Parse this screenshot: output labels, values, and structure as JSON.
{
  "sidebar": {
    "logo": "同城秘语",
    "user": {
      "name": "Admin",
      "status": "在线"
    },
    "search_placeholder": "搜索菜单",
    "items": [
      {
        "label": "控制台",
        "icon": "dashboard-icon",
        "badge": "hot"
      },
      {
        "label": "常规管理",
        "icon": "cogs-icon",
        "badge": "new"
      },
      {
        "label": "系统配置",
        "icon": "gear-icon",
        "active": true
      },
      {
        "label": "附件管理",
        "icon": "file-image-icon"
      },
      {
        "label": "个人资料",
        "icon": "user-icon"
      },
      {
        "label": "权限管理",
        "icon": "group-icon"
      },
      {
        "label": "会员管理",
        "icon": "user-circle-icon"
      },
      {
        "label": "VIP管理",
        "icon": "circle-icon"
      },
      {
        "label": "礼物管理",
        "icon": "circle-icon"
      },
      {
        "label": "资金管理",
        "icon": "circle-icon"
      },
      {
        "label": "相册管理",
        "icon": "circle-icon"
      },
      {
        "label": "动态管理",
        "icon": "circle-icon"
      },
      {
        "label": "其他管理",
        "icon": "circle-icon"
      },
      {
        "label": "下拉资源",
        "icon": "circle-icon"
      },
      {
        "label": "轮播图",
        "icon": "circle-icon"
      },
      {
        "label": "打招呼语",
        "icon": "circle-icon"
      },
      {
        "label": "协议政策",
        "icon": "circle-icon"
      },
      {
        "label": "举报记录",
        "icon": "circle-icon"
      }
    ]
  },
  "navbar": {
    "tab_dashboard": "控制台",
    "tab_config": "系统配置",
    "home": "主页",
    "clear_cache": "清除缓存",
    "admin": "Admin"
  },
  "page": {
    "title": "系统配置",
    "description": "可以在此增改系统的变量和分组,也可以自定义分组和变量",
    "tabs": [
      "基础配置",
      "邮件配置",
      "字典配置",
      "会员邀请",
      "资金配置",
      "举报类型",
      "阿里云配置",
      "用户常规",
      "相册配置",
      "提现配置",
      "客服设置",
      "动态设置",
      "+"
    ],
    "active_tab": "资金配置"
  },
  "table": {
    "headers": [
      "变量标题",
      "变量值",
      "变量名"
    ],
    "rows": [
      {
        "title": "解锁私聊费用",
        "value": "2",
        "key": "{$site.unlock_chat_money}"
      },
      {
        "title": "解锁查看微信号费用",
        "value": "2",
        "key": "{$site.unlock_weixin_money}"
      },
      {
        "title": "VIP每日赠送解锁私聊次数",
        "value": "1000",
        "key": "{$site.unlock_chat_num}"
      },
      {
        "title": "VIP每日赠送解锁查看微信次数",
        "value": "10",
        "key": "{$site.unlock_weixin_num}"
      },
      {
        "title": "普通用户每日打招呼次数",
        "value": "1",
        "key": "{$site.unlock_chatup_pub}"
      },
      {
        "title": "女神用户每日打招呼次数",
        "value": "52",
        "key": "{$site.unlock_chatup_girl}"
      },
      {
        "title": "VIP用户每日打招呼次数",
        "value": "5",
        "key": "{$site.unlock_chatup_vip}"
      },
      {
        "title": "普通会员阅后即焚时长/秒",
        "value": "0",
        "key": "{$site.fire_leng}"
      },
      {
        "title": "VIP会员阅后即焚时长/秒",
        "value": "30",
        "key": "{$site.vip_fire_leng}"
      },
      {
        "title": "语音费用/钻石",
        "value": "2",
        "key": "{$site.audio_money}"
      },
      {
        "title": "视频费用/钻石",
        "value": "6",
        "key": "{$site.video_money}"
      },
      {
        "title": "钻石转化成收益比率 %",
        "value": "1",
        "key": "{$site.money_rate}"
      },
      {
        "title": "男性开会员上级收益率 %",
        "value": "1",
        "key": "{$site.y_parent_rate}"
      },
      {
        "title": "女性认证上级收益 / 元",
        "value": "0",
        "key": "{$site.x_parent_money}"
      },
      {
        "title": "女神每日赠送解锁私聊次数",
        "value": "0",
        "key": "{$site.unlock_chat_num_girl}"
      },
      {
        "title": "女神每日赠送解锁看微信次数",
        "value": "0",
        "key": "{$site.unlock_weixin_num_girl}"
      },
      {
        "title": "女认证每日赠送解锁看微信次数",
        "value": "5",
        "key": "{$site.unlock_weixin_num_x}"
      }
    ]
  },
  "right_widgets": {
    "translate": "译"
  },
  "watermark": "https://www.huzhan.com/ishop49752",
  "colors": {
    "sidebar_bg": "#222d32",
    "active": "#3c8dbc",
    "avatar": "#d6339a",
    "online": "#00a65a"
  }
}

+-------+

▶ [Work instructions] Quote the entire listing above exactly.

▶ [Exercise result]
Parse this screenshot: output labels, values, and structure as JSON.
{
  "sidebar": {
    "logo": "同城秘语",
    "user": {
      "name": "Admin",
      "status": "在线"
    },
    "search_placeholder": "搜索菜单",
    "items": [
      {
        "label": "控制台",
        "icon": "dashboard-icon",
        "badge": "hot"
      },
      {
        "label": "常规管理",
        "icon": "cogs-icon",
        "badge": "new"
      },
      {
        "label": "系统配置",
        "icon": "gear-icon",
        "active": true
      },
      {
        "label": "附件管理",
        "icon": "file-image-icon"
      },
      {
        "label": "个人资料",
        "icon": "user-icon"
      },
      {
        "label": "权限管理",
        "icon": "group-icon"
      },
      {
        "label": "会员管理",
        "icon": "user-circle-icon"
      },
      {
        "label": "VIP管理",
        "icon": "circle-icon"
      },
      {
        "label": "礼物管理",
        "icon": "circle-icon"
      },
      {
        "label": "资金管理",
        "icon": "circle-icon"
      },
      {
        "label": "相册管理",
        "icon": "circle-icon"
      },
      {
        "label": "动态管理",
        "icon": "circle-icon"
      },
      {
        "label": "其他管理",
        "icon": "circle-icon"
      },
      {
        "label": "下拉资源",
        "icon": "circle-icon"
      },
      {
        "label": "轮播图",
        "icon": "circle-icon"
      },
      {
        "label": "打招呼语",
        "icon": "circle-icon"
      },
      {
        "label": "协议政策",
        "icon": "circle-icon"
      },
      {
        "label": "举报记录",
        "icon": "circle-icon"
      }
    ]
  },
  "navbar": {
    "tab_dashboard": "控制台",
    "tab_config": "系统配置",
    "home": "主页",
    "clear_cache": "清除缓存",
    "admin": "Admin"
  },
  "page": {
    "title": "系统配置",
    "description": "可以在此增改系统的变量和分组,也可以自定义分组和变量",
    "tabs": [
      "基础配置",
      "邮件配置",
      "字典配置",
      "会员邀请",
      "资金配置",
      "举报类型",
      "阿里云配置",
      "用户常规",
      "相册配置",
      "提现配置",
      "客服设置",
      "动态设置",
      "+"
    ],
    "active_tab": "资金配置"
  },
  "table": {
    "headers": [
      "变量标题",
      "变量值",
      "变量名"
    ],
    "rows": [
      {
        "title": "解锁私聊费用",
        "value": "2",
        "key": "{$site.unlock_chat_money}"
      },
      {
        "title": "解锁查看微信号费用",
        "value": "2",
        "key": "{$site.unlock_weixin_money}"
      },
      {
        "title": "VIP每日赠送解锁私聊次数",
        "value": "1000",
        "key": "{$site.unlock_chat_num}"
      },
      {
        "title": "VIP每日赠送解锁查看微信次数",
        "value": "10",
        "key": "{$site.unlock_weixin_num}"
      },
      {
        "title": "普通用户每日打招呼次数",
        "value": "1",
        "key": "{$site.unlock_chatup_pub}"
      },
      {
        "title": "女神用户每日打招呼次数",
        "value": "52",
        "key": "{$site.unlock_chatup_girl}"
      },
      {
        "title": "VIP用户每日打招呼次数",
        "value": "5",
        "key": "{$site.unlock_chatup_vip}"
      },
      {
        "title": "普通会员阅后即焚时长/秒",
        "value": "0",
        "key": "{$site.fire_leng}"
      },
      {
        "title": "VIP会员阅后即焚时长/秒",
        "value": "30",
        "key": "{$site.vip_fire_leng}"
      },
      {
        "title": "语音费用/钻石",
        "value": "2",
        "key": "{$site.audio_money}"
      },
      {
        "title": "视频费用/钻石",
        "value": "6",
        "key": "{$site.video_money}"
      },
      {
        "title": "钻石转化成收益比率 %",
        "value": "1",
        "key": "{$site.money_rate}"
      },
      {
        "title": "男性开会员上级收益率 %",
        "value": "1",
        "key": "{$site.y_parent_rate}"
      },
      {
        "title": "女性认证上级收益 / 元",
        "value": "0",
        "key": "{$site.x_parent_money}"
      },
      {
        "title": "女神每日赠送解锁私聊次数",
        "value": "0",
        "key": "{$site.unlock_chat_num_girl}"
      },
      {
        "title": "女神每日赠送解锁看微信次数",
        "value": "0",
        "key": "{$site.unlock_weixin_num_girl}"
      },
      {
        "title": "女认证每日赠送解锁看微信次数",
        "value": "5",
        "key": "{$site.unlock_weixin_num_x}"
      }
    ]
  },
  "right_widgets": {
    "translate": "译"
  },
  "watermark": "https://www.huzhan.com/ishop49752",
  "colors": {
    "sidebar_bg": "#222d32",
    "active": "#3c8dbc",
    "avatar": "#d6339a",
    "online": "#00a65a"
  }
}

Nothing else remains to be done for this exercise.